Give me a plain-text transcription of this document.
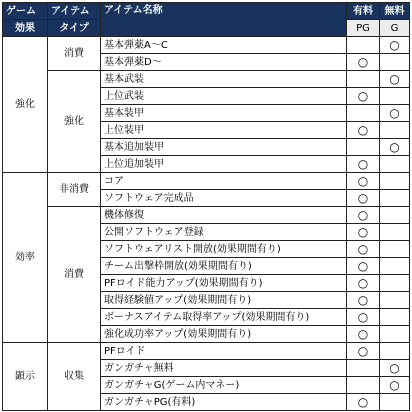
ゲーム	アイテム	アイテム名称	有料	無料
効果	タイプ		PG	G
強化	消費	基本弾薬A〜C		○
		基本弾薬D〜	○	
	強化	基本武装		○
		上位武装	○	
		基本装甲		○
		上位装甲	○	
		基本追加装甲		○
		上位追加装甲	○	
効率	非消費	コア	○	
		ソフトウェア完成品	○	
	消費	機体修復	○	
		公開ソフトウェア登録	○	
		ソフトウェアリスト開放(効果期間有り)	○	
		チーム出撃枠開放(効果期間有り)	○	
		PFロイド能力アップ(効果期間有り)	○	
		取得経験値アップ(効果期間有り)	○	
		ボーナスアイテム取得率アップ(効果期間有り)	○	
		強化成功率アップ(効果期間有り)	○	
顕示	収集	PFロイド	○	
		ガンガチャ無料		○
		ガンガチャG(ゲーム内マネー)		○
		ガンガチャPG(有料)	○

Instructions for the task:
Please write out all the data again word for word, but not the pictures.

Solution to this problem:
Give me a plain-text transcription of this document.
ゲーム	アイテム	アイテム名称	有料	無料
効果	タイプ		PG	G
強化	消費	基本弾薬A〜C		○
		基本弾薬D〜	○	
	強化	基本武装		○
		上位武装	○	
		基本装甲		○
		上位装甲	○	
		基本追加装甲		○
		上位追加装甲	○	
効率	非消費	コア	○	
		ソフトウェア完成品	○	
	消費	機体修復	○	
		公開ソフトウェア登録	○	
		ソフトウェアリスト開放(効果期間有り)	○	
		チーム出撃枠開放(効果期間有り)	○	
		PFロイド能力アップ(効果期間有り)	○	
		取得経験値アップ(効果期間有り)	○	
		ボーナスアイテム取得率アップ(効果期間有り)	○	
		強化成功率アップ(効果期間有り)	○	
顕示	収集	PFロイド	○	
		ガンガチャ無料		○
		ガンガチャG(ゲーム内マネー)		○
		ガンガチャPG(有料)	○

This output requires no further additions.